Information

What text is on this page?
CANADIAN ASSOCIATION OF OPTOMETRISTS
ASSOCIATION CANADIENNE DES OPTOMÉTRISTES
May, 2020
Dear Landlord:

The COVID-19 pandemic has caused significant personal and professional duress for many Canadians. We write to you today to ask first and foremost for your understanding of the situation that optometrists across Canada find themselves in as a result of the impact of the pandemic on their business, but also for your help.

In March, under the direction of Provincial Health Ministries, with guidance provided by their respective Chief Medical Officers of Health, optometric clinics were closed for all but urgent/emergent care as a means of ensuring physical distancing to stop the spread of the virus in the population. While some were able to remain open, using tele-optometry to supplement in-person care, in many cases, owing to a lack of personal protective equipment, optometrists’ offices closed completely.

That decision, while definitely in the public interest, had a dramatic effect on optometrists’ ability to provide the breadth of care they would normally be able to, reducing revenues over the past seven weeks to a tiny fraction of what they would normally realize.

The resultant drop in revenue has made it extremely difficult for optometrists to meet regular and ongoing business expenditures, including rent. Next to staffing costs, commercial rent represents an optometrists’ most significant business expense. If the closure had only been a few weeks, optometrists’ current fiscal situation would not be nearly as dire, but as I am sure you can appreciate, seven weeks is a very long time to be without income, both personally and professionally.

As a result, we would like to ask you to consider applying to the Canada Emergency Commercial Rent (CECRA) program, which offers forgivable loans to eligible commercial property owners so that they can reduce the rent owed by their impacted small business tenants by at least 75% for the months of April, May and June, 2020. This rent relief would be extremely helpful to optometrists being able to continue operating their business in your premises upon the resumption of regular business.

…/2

Task directions
Your task is to retype the whole listing, keeping every word exactly as it is.

Answer to this problem
What text is on this page?
CANADIAN ASSOCIATION OF OPTOMETRISTS
ASSOCIATION CANADIENNE DES OPTOMÉTRISTES
May, 2020
Dear Landlord:

The COVID-19 pandemic has caused significant personal and professional duress for many Canadians. We write to you today to ask first and foremost for your understanding of the situation that optometrists across Canada find themselves in as a result of the impact of the pandemic on their business, but also for your help.

In March, under the direction of Provincial Health Ministries, with guidance provided by their respective Chief Medical Officers of Health, optometric clinics were closed for all but urgent/emergent care as a means of ensuring physical distancing to stop the spread of the virus in the population. While some were able to remain open, using tele-optometry to supplement in-person care, in many cases, owing to a lack of personal protective equipment, optometrists’ offices closed completely.

That decision, while definitely in the public interest, had a dramatic effect on optometrists’ ability to provide the breadth of care they would normally be able to, reducing revenues over the past seven weeks to a tiny fraction of what they would normally realize.

The resultant drop in revenue has made it extremely difficult for optometrists to meet regular and ongoing business expenditures, including rent. Next to staffing costs, commercial rent represents an optometrists’ most significant business expense. If the closure had only been a few weeks, optometrists’ current fiscal situation would not be nearly as dire, but as I am sure you can appreciate, seven weeks is a very long time to be without income, both personally and professionally.

As a result, we would like to ask you to consider applying to the Canada Emergency Commercial Rent (CECRA) program, which offers forgivable loans to eligible commercial property owners so that they can reduce the rent owed by their impacted small business tenants by at least 75% for the months of April, May and June, 2020. This rent relief would be extremely helpful to optometrists being able to continue operating their business in your premises upon the resumption of regular business.

…/2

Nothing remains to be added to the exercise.